— start of Provided records —
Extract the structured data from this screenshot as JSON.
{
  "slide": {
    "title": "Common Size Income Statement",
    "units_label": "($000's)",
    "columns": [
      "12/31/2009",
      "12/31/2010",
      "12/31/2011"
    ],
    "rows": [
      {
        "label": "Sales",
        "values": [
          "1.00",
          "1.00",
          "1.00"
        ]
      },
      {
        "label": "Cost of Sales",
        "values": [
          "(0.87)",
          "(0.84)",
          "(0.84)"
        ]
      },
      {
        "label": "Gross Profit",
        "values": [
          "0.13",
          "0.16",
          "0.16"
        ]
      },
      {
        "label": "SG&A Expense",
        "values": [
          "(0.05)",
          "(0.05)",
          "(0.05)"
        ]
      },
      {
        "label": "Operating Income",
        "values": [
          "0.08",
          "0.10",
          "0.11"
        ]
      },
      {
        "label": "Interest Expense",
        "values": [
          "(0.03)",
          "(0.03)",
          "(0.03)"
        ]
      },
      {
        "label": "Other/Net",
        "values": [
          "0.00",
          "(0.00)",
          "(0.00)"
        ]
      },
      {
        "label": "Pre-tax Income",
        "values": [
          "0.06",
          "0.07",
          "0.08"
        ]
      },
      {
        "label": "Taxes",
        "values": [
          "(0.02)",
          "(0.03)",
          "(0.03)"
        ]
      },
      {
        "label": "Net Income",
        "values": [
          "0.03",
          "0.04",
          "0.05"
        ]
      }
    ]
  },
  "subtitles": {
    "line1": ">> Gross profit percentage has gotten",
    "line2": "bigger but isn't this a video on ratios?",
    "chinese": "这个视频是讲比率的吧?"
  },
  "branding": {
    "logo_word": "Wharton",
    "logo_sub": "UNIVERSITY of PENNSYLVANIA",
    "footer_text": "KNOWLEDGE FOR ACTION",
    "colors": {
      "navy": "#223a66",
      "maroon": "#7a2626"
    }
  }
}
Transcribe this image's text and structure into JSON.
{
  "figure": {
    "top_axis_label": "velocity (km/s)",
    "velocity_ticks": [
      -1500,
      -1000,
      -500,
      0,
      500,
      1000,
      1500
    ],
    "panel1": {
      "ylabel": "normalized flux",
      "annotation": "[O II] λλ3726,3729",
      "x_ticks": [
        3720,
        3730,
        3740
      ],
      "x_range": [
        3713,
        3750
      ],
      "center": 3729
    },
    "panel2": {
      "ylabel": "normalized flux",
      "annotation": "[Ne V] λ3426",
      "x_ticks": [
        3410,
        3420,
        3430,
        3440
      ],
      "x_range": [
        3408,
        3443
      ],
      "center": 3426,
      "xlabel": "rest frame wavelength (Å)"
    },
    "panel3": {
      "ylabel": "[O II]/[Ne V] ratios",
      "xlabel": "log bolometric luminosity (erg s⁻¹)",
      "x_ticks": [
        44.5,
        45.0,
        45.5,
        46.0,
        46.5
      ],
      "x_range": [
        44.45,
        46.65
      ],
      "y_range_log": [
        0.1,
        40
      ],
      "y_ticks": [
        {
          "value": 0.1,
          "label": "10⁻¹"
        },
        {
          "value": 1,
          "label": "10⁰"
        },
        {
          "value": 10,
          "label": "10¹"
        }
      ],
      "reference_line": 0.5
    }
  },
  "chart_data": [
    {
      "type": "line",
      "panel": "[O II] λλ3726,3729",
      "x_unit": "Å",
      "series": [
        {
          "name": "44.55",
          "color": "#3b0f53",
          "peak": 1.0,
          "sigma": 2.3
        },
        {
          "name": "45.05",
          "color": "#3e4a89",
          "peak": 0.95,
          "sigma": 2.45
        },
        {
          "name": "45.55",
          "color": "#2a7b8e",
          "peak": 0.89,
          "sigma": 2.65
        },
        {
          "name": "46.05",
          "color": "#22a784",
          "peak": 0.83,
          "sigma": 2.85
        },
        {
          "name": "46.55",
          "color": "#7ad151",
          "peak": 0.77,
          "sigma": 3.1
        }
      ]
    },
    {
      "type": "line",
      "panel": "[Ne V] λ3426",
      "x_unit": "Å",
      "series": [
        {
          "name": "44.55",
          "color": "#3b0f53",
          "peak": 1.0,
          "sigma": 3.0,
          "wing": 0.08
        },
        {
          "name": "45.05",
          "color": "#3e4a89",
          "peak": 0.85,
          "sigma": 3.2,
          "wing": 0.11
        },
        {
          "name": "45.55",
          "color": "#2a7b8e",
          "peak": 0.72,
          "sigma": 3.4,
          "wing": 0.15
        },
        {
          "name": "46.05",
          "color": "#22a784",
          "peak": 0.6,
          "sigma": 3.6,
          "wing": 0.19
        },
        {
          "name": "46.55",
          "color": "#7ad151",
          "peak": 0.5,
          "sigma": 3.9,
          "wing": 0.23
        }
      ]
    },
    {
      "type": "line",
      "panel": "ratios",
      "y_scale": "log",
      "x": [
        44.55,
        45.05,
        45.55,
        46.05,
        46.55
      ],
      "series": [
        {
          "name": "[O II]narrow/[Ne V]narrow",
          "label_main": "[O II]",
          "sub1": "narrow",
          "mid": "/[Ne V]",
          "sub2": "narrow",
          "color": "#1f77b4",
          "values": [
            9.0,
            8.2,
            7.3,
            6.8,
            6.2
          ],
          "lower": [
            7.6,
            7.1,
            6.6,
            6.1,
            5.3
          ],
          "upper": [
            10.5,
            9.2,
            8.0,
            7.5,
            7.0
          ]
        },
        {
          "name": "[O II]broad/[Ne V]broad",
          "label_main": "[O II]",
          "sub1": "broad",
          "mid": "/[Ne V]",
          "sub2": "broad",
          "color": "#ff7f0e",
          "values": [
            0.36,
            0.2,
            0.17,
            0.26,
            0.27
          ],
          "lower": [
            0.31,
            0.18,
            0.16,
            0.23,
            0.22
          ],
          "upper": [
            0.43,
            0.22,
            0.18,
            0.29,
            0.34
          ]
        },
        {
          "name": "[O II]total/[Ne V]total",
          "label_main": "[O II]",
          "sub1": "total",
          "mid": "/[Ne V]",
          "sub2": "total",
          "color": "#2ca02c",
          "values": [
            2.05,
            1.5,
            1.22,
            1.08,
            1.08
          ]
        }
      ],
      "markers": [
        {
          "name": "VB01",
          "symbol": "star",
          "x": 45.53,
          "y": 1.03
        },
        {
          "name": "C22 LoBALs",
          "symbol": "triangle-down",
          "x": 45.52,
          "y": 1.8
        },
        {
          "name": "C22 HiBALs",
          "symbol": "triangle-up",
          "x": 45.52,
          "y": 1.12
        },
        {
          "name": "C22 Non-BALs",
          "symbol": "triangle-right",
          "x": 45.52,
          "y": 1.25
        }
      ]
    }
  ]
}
— end of Provided records —
- Task statement:
Every line above should be retyped exactly as given.

- Result below:
Extract the structured data from this screenshot as JSON.
{
  "slide": {
    "title": "Common Size Income Statement",
    "units_label": "($000's)",
    "columns": [
      "12/31/2009",
      "12/31/2010",
      "12/31/2011"
    ],
    "rows": [
      {
        "label": "Sales",
        "values": [
          "1.00",
          "1.00",
          "1.00"
        ]
      },
      {
        "label": "Cost of Sales",
        "values": [
          "(0.87)",
          "(0.84)",
          "(0.84)"
        ]
      },
      {
        "label": "Gross Profit",
        "values": [
          "0.13",
          "0.16",
          "0.16"
        ]
      },
      {
        "label": "SG&A Expense",
        "values": [
          "(0.05)",
          "(0.05)",
          "(0.05)"
        ]
      },
      {
        "label": "Operating Income",
        "values": [
          "0.08",
          "0.10",
          "0.11"
        ]
      },
      {
        "label": "Interest Expense",
        "values": [
          "(0.03)",
          "(0.03)",
          "(0.03)"
        ]
      },
      {
        "label": "Other/Net",
        "values": [
          "0.00",
          "(0.00)",
          "(0.00)"
        ]
      },
      {
        "label": "Pre-tax Income",
        "values": [
          "0.06",
          "0.07",
          "0.08"
        ]
      },
      {
        "label": "Taxes",
        "values": [
          "(0.02)",
          "(0.03)",
          "(0.03)"
        ]
      },
      {
        "label": "Net Income",
        "values": [
          "0.03",
          "0.04",
          "0.05"
        ]
      }
    ]
  },
  "subtitles": {
    "line1": ">> Gross profit percentage has gotten",
    "line2": "bigger but isn't this a video on ratios?",
    "chinese": "这个视频是讲比率的吧?"
  },
  "branding": {
    "logo_word": "Wharton",
    "logo_sub": "UNIVERSITY of PENNSYLVANIA",
    "footer_text": "KNOWLEDGE FOR ACTION",
    "colors": {
      "navy": "#223a66",
      "maroon": "#7a2626"
    }
  }
}
Transcribe this image's text and structure into JSON.
{
  "figure": {
    "top_axis_label": "velocity (km/s)",
    "velocity_ticks": [
      -1500,
      -1000,
      -500,
      0,
      500,
      1000,
      1500
    ],
    "panel1": {
      "ylabel": "normalized flux",
      "annotation": "[O II] λλ3726,3729",
      "x_ticks": [
        3720,
        3730,
        3740
      ],
      "x_range": [
        3713,
        3750
      ],
      "center": 3729
    },
    "panel2": {
      "ylabel": "normalized flux",
      "annotation": "[Ne V] λ3426",
      "x_ticks": [
        3410,
        3420,
        3430,
        3440
      ],
      "x_range": [
        3408,
        3443
      ],
      "center": 3426,
      "xlabel": "rest frame wavelength (Å)"
    },
    "panel3": {
      "ylabel": "[O II]/[Ne V] ratios",
      "xlabel": "log bolometric luminosity (erg s⁻¹)",
      "x_ticks": [
        44.5,
        45.0,
        45.5,
        46.0,
        46.5
      ],
      "x_range": [
        44.45,
        46.65
      ],
      "y_range_log": [
        0.1,
        40
      ],
      "y_ticks": [
        {
          "value": 0.1,
          "label": "10⁻¹"
        },
        {
          "value": 1,
          "label": "10⁰"
        },
        {
          "value": 10,
          "label": "10¹"
        }
      ],
      "reference_line": 0.5
    }
  },
  "chart_data": [
    {
      "type": "line",
      "panel": "[O II] λλ3726,3729",
      "x_unit": "Å",
      "series": [
        {
          "name": "44.55",
          "color": "#3b0f53",
          "peak": 1.0,
          "sigma": 2.3
        },
        {
          "name": "45.05",
          "color": "#3e4a89",
          "peak": 0.95,
          "sigma": 2.45
        },
        {
          "name": "45.55",
          "color": "#2a7b8e",
          "peak": 0.89,
          "sigma": 2.65
        },
        {
          "name": "46.05",
          "color": "#22a784",
          "peak": 0.83,
          "sigma": 2.85
        },
        {
          "name": "46.55",
          "color": "#7ad151",
          "peak": 0.77,
          "sigma": 3.1
        }
      ]
    },
    {
      "type": "line",
      "panel": "[Ne V] λ3426",
      "x_unit": "Å",
      "series": [
        {
          "name": "44.55",
          "color": "#3b0f53",
          "peak": 1.0,
          "sigma": 3.0,
          "wing": 0.08
        },
        {
          "name": "45.05",
          "color": "#3e4a89",
          "peak": 0.85,
          "sigma": 3.2,
          "wing": 0.11
        },
        {
          "name": "45.55",
          "color": "#2a7b8e",
          "peak": 0.72,
          "sigma": 3.4,
          "wing": 0.15
        },
        {
          "name": "46.05",
          "color": "#22a784",
          "peak": 0.6,
          "sigma": 3.6,
          "wing": 0.19
        },
        {
          "name": "46.55",
          "color": "#7ad151",
          "peak": 0.5,
          "sigma": 3.9,
          "wing": 0.23
        }
      ]
    },
    {
      "type": "line",
      "panel": "ratios",
      "y_scale": "log",
      "x": [
        44.55,
        45.05,
        45.55,
        46.05,
        46.55
      ],
      "series": [
        {
          "name": "[O II]narrow/[Ne V]narrow",
          "label_main": "[O II]",
          "sub1": "narrow",
          "mid": "/[Ne V]",
          "sub2": "narrow",
          "color": "#1f77b4",
          "values": [
            9.0,
            8.2,
            7.3,
            6.8,
            6.2
          ],
          "lower": [
            7.6,
            7.1,
            6.6,
            6.1,
            5.3
          ],
          "upper": [
            10.5,
            9.2,
            8.0,
            7.5,
            7.0
          ]
        },
        {
          "name": "[O II]broad/[Ne V]broad",
          "label_main": "[O II]",
          "sub1": "broad",
          "mid": "/[Ne V]",
          "sub2": "broad",
          "color": "#ff7f0e",
          "values": [
            0.36,
            0.2,
            0.17,
            0.26,
            0.27
          ],
          "lower": [
            0.31,
            0.18,
            0.16,
            0.23,
            0.22
          ],
          "upper": [
            0.43,
            0.22,
            0.18,
            0.29,
            0.34
          ]
        },
        {
          "name": "[O II]total/[Ne V]total",
          "label_main": "[O II]",
          "sub1": "total",
          "mid": "/[Ne V]",
          "sub2": "total",
          "color": "#2ca02c",
          "values": [
            2.05,
            1.5,
            1.22,
            1.08,
            1.08
          ]
        }
      ],
      "markers": [
        {
          "name": "VB01",
          "symbol": "star",
          "x": 45.53,
          "y": 1.03
        },
        {
          "name": "C22 LoBALs",
          "symbol": "triangle-down",
          "x": 45.52,
          "y": 1.8
        },
        {
          "name": "C22 HiBALs",
          "symbol": "triangle-up",
          "x": 45.52,
          "y": 1.12
        },
        {
          "name": "C22 Non-BALs",
          "symbol": "triangle-right",
          "x": 45.52,
          "y": 1.25
        }
      ]
    }
  ]
}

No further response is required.